> **PROBLEM TO SOLVE**
Please quote the material exactly, every line of it.
================
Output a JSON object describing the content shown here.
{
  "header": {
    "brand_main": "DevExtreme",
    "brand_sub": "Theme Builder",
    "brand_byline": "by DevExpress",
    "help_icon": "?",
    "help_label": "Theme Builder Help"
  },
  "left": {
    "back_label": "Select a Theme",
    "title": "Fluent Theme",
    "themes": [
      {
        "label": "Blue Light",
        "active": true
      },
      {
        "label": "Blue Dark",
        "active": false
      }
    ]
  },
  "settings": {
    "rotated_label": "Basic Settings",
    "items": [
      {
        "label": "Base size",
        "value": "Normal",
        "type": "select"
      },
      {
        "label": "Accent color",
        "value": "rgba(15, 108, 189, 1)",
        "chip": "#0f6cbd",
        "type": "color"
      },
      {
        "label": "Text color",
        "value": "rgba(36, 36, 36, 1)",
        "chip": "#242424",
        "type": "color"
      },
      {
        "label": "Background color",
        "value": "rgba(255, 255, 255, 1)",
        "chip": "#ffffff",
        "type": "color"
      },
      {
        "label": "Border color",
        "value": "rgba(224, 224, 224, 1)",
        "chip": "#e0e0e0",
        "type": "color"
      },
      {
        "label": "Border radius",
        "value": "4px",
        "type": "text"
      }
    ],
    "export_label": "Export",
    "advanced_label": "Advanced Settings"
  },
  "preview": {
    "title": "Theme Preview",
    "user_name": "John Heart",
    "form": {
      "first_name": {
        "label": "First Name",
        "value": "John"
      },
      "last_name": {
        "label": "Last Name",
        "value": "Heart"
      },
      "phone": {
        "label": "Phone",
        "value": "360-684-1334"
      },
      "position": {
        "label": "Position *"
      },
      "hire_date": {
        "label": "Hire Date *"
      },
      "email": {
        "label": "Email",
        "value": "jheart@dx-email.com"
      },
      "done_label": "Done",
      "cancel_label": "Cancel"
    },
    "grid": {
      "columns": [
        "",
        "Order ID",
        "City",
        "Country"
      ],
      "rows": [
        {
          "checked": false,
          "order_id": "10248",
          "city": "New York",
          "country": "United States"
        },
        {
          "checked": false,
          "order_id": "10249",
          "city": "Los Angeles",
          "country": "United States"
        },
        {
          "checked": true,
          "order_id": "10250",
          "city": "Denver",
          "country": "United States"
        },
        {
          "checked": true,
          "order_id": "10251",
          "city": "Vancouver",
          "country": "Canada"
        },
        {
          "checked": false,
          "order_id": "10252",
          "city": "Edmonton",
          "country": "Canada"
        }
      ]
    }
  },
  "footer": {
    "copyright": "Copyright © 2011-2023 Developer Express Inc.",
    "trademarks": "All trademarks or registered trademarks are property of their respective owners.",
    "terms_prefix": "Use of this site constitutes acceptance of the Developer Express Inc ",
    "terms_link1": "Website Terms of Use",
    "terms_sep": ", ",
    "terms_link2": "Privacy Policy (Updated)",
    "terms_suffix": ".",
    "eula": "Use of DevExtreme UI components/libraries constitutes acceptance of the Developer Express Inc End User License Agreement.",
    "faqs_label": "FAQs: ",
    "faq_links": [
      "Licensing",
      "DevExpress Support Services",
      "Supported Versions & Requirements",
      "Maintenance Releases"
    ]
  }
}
================
> **ANSWER TO THE TASK**
Output a JSON object describing the content shown here.
{
  "header": {
    "brand_main": "DevExtreme",
    "brand_sub": "Theme Builder",
    "brand_byline": "by DevExpress",
    "help_icon": "?",
    "help_label": "Theme Builder Help"
  },
  "left": {
    "back_label": "Select a Theme",
    "title": "Fluent Theme",
    "themes": [
      {
        "label": "Blue Light",
        "active": true
      },
      {
        "label": "Blue Dark",
        "active": false
      }
    ]
  },
  "settings": {
    "rotated_label": "Basic Settings",
    "items": [
      {
        "label": "Base size",
        "value": "Normal",
        "type": "select"
      },
      {
        "label": "Accent color",
        "value": "rgba(15, 108, 189, 1)",
        "chip": "#0f6cbd",
        "type": "color"
      },
      {
        "label": "Text color",
        "value": "rgba(36, 36, 36, 1)",
        "chip": "#242424",
        "type": "color"
      },
      {
        "label": "Background color",
        "value": "rgba(255, 255, 255, 1)",
        "chip": "#ffffff",
        "type": "color"
      },
      {
        "label": "Border color",
        "value": "rgba(224, 224, 224, 1)",
        "chip": "#e0e0e0",
        "type": "color"
      },
      {
        "label": "Border radius",
        "value": "4px",
        "type": "text"
      }
    ],
    "export_label": "Export",
    "advanced_label": "Advanced Settings"
  },
  "preview": {
    "title": "Theme Preview",
    "user_name": "John Heart",
    "form": {
      "first_name": {
        "label": "First Name",
        "value": "John"
      },
      "last_name": {
        "label": "Last Name",
        "value": "Heart"
      },
      "phone": {
        "label": "Phone",
        "value": "360-684-1334"
      },
      "position": {
        "label": "Position *"
      },
      "hire_date": {
        "label": "Hire Date *"
      },
      "email": {
        "label": "Email",
        "value": "jheart@dx-email.com"
      },
      "done_label": "Done",
      "cancel_label": "Cancel"
    },
    "grid": {
      "columns": [
        "",
        "Order ID",
        "City",
        "Country"
      ],
      "rows": [
        {
          "checked": false,
          "order_id": "10248",
          "city": "New York",
          "country": "United States"
        },
        {
          "checked": false,
          "order_id": "10249",
          "city": "Los Angeles",
          "country": "United States"
        },
        {
          "checked": true,
          "order_id": "10250",
          "city": "Denver",
          "country": "United States"
        },
        {
          "checked": true,
          "order_id": "10251",
          "city": "Vancouver",
          "country": "Canada"
        },
        {
          "checked": false,
          "order_id": "10252",
          "city": "Edmonton",
          "country": "Canada"
        }
      ]
    }
  },
  "footer": {
    "copyright": "Copyright © 2011-2023 Developer Express Inc.",
    "trademarks": "All trademarks or registered trademarks are property of their respective owners.",
    "terms_prefix": "Use of this site constitutes acceptance of the Developer Express Inc ",
    "terms_link1": "Website Terms of Use",
    "terms_sep": ", ",
    "terms_link2": "Privacy Policy (Updated)",
    "terms_suffix": ".",
    "eula": "Use of DevExtreme UI components/libraries constitutes acceptance of the Developer Express Inc End User License Agreement.",
    "faqs_label": "FAQs: ",
    "faq_links": [
      "Licensing",
      "DevExpress Support Services",
      "Supported Versions & Requirements",
      "Maintenance Releases"
    ]
  }
}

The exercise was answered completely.